→ Instructions for the task: State how many lines of the entries hold the string "ECONOMY", and output nothing but that count.

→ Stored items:
───
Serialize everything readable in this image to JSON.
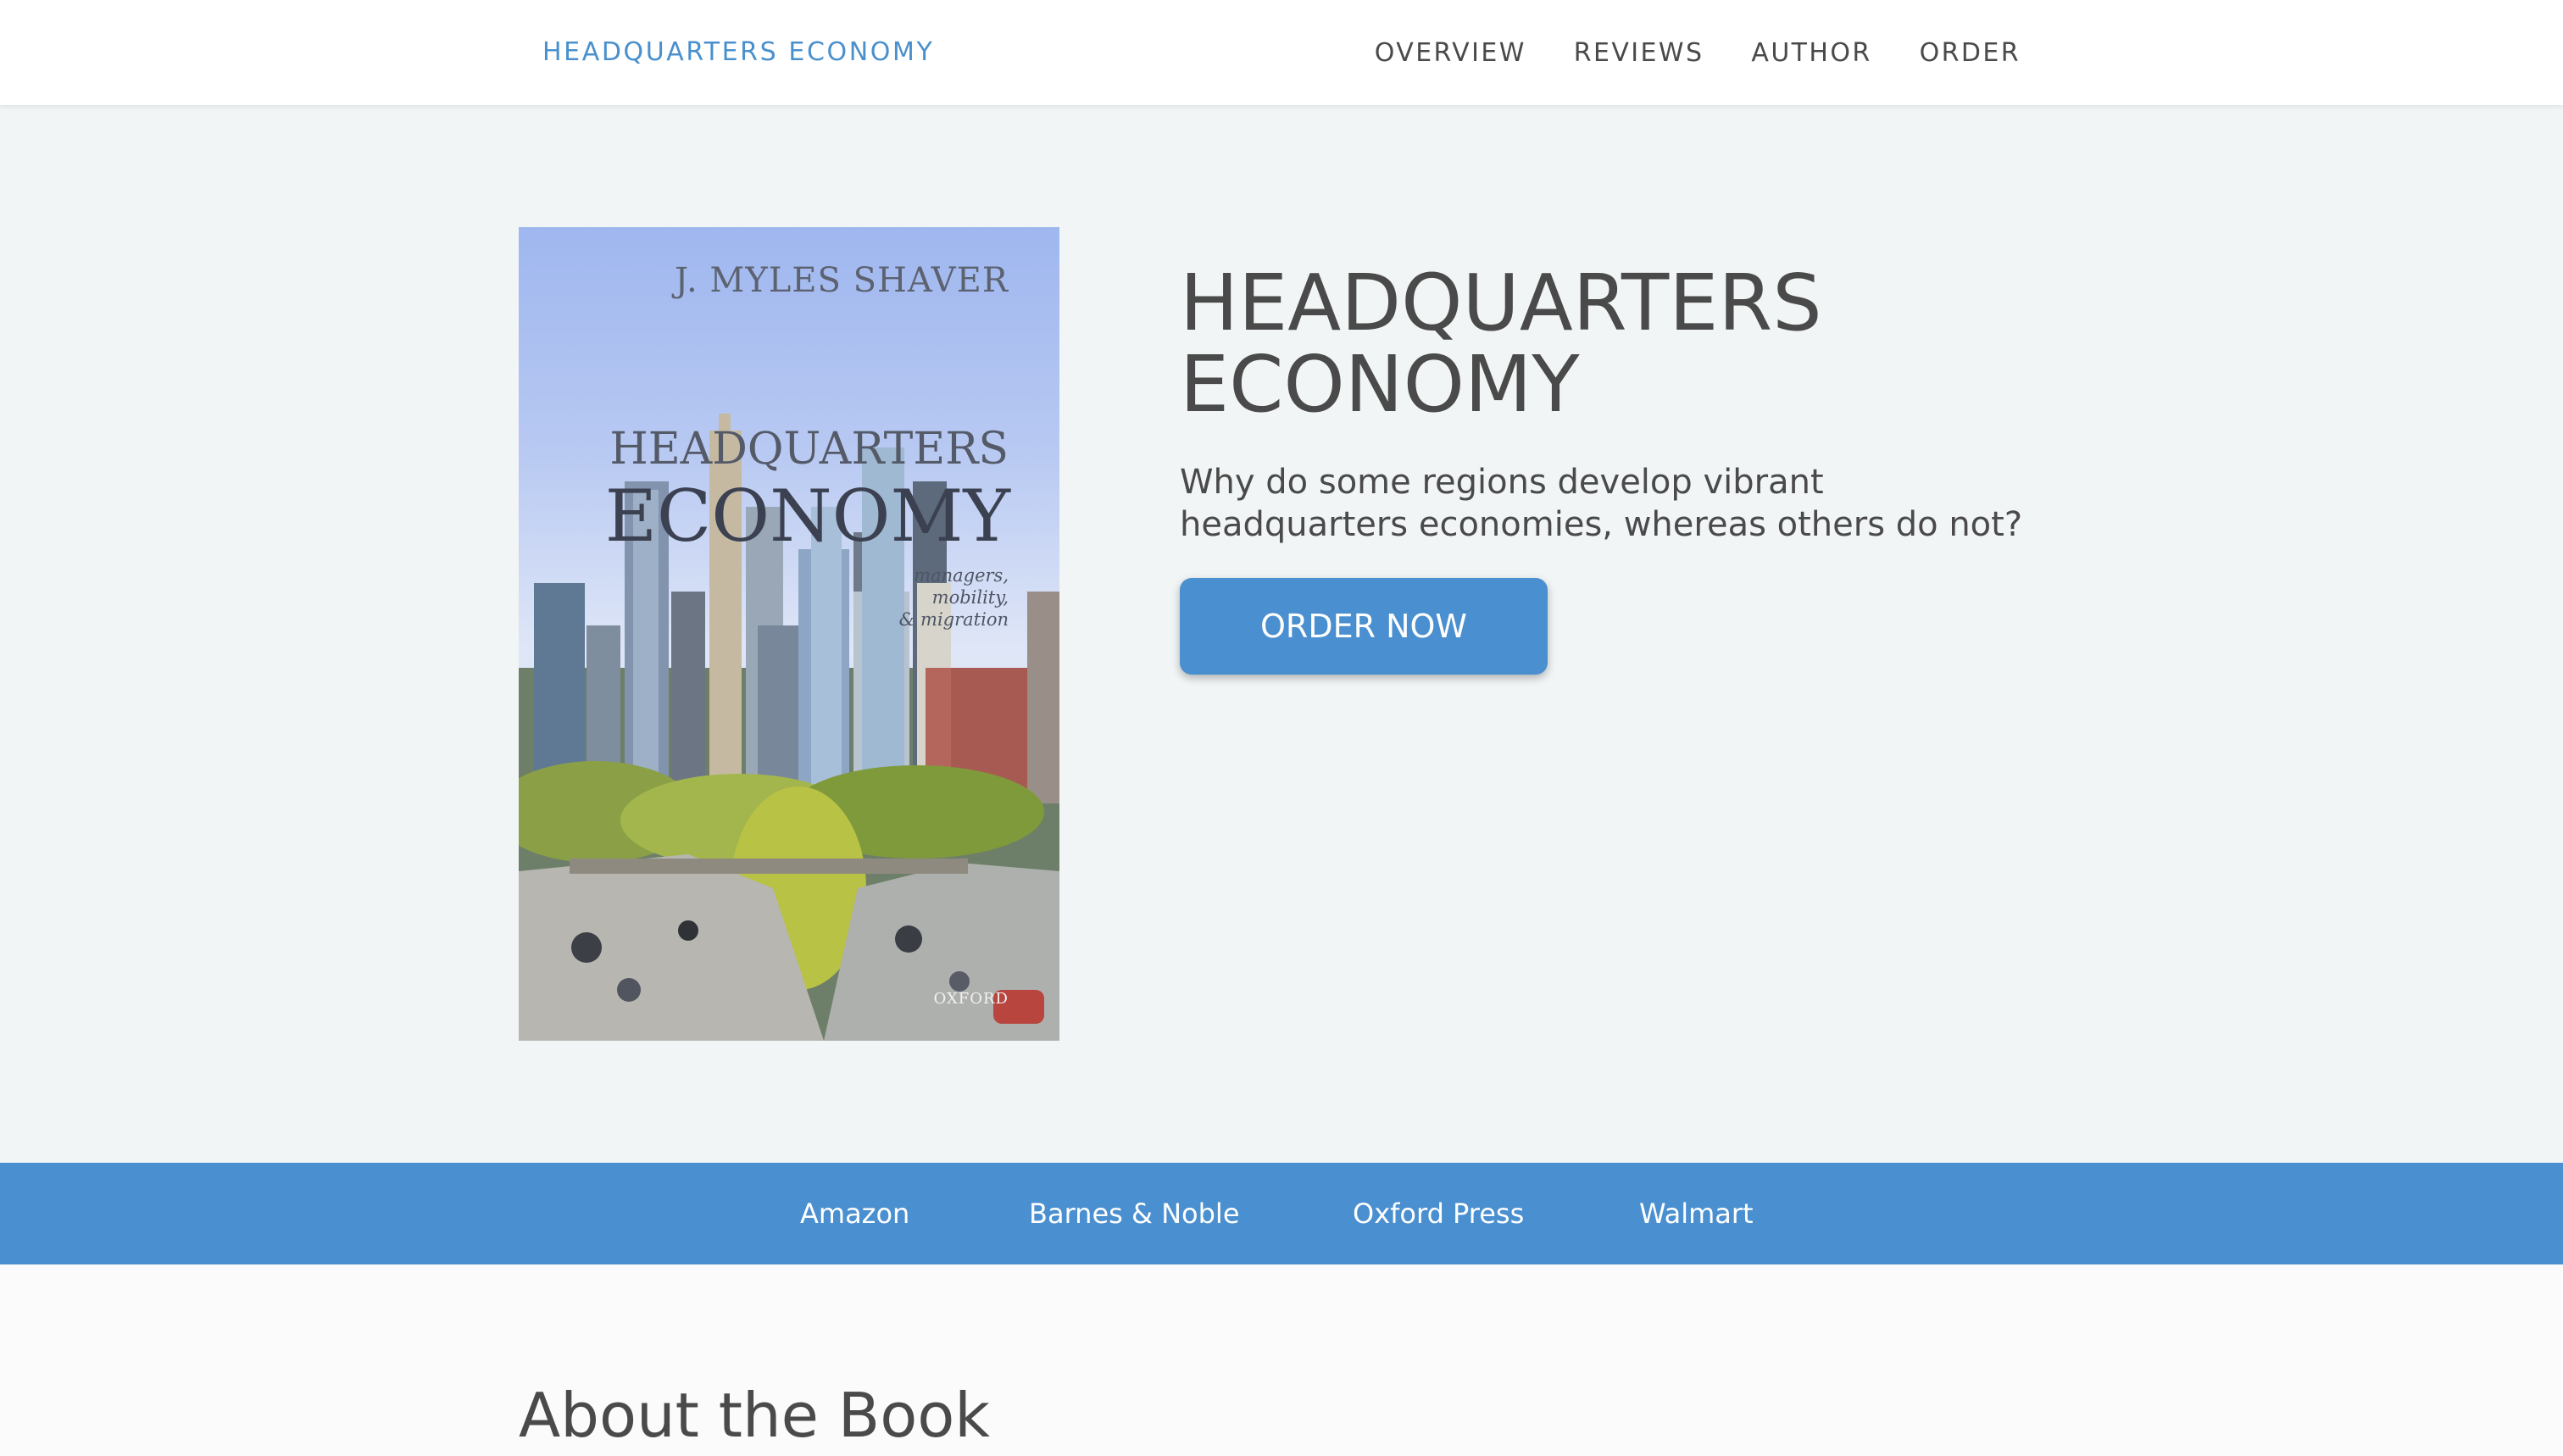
{
  "nav": {
    "brand": "HEADQUARTERS ECONOMY",
    "links": [
      "OVERVIEW",
      "REVIEWS",
      "AUTHOR",
      "ORDER"
    ]
  },
  "hero": {
    "cover": {
      "author": "J. MYLES SHAVER",
      "title_line1": "HEADQUARTERS",
      "title_line2": "ECONOMY",
      "subtitle_lines": [
        "managers,",
        "mobility,",
        "& migration"
      ],
      "publisher": "OXFORD"
    },
    "title": "HEADQUARTERS ECONOMY",
    "subtitle": "Why do some regions develop vibrant headquarters economies, whereas others do not?",
    "cta_label": "ORDER NOW"
  },
  "retailers": [
    "Amazon",
    "Barnes & Noble",
    "Oxford Press",
    "Walmart"
  ],
  "about": {
    "title": "About the Book"
  },
  "colors": {
    "accent": "#4a8fcf",
    "text": "#4a4a4a",
    "hero_bg": "#f1f5f6"
  }
}
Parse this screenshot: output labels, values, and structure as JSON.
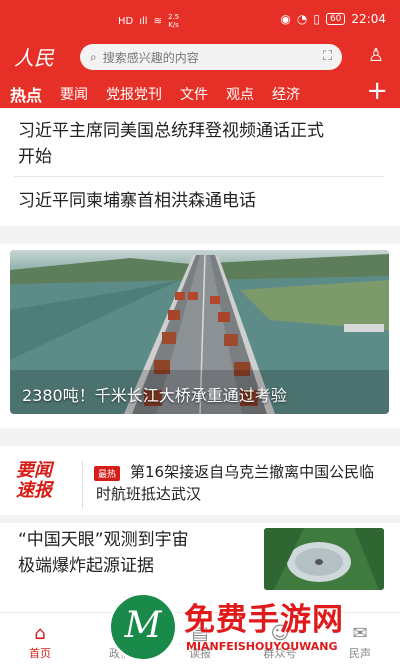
───
→ The answer: 3